--- START OF DATA SUPPLIED ---

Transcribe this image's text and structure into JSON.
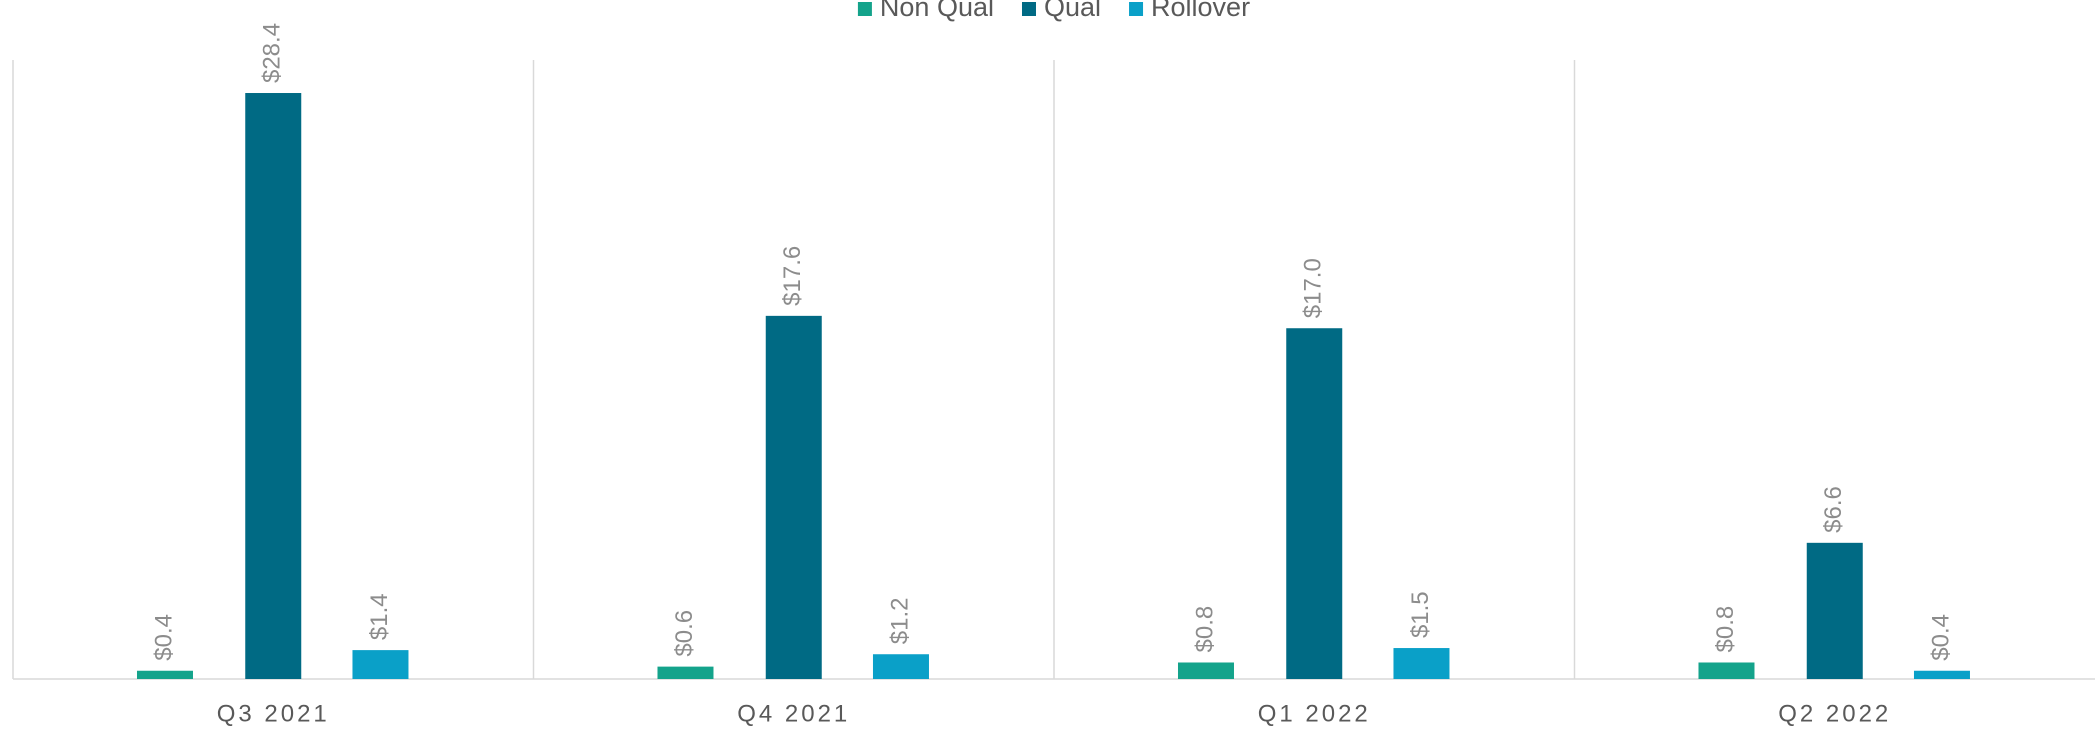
{
  "chart_data": {
    "type": "bar",
    "categories": [
      "Q3 2021",
      "Q4 2021",
      "Q1 2022",
      "Q2 2022"
    ],
    "series": [
      {
        "name": "Non Qual",
        "color": "#14a38b",
        "values": [
          0.4,
          0.6,
          0.8,
          0.8
        ],
        "value_labels": [
          "$0.4",
          "$0.6",
          "$0.8",
          "$0.8"
        ]
      },
      {
        "name": "Qual",
        "color": "#006a84",
        "values": [
          28.4,
          17.6,
          17.0,
          6.6
        ],
        "value_labels": [
          "$28.4",
          "$17.6",
          "$17.0",
          "$6.6"
        ]
      },
      {
        "name": "Rollover",
        "color": "#0aa0c8",
        "values": [
          1.4,
          1.2,
          1.5,
          0.4
        ],
        "value_labels": [
          "$1.4",
          "$1.2",
          "$1.5",
          "$0.4"
        ]
      }
    ],
    "ylim": [
      0,
      30
    ],
    "legend": "top"
  }
}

--- END OF DATA SUPPLIED ---

* [INSTRUCTION]: Lines in the records that hold the word "color" are to be counted; give only the total.

* [WRITTEN ANSWER]: 3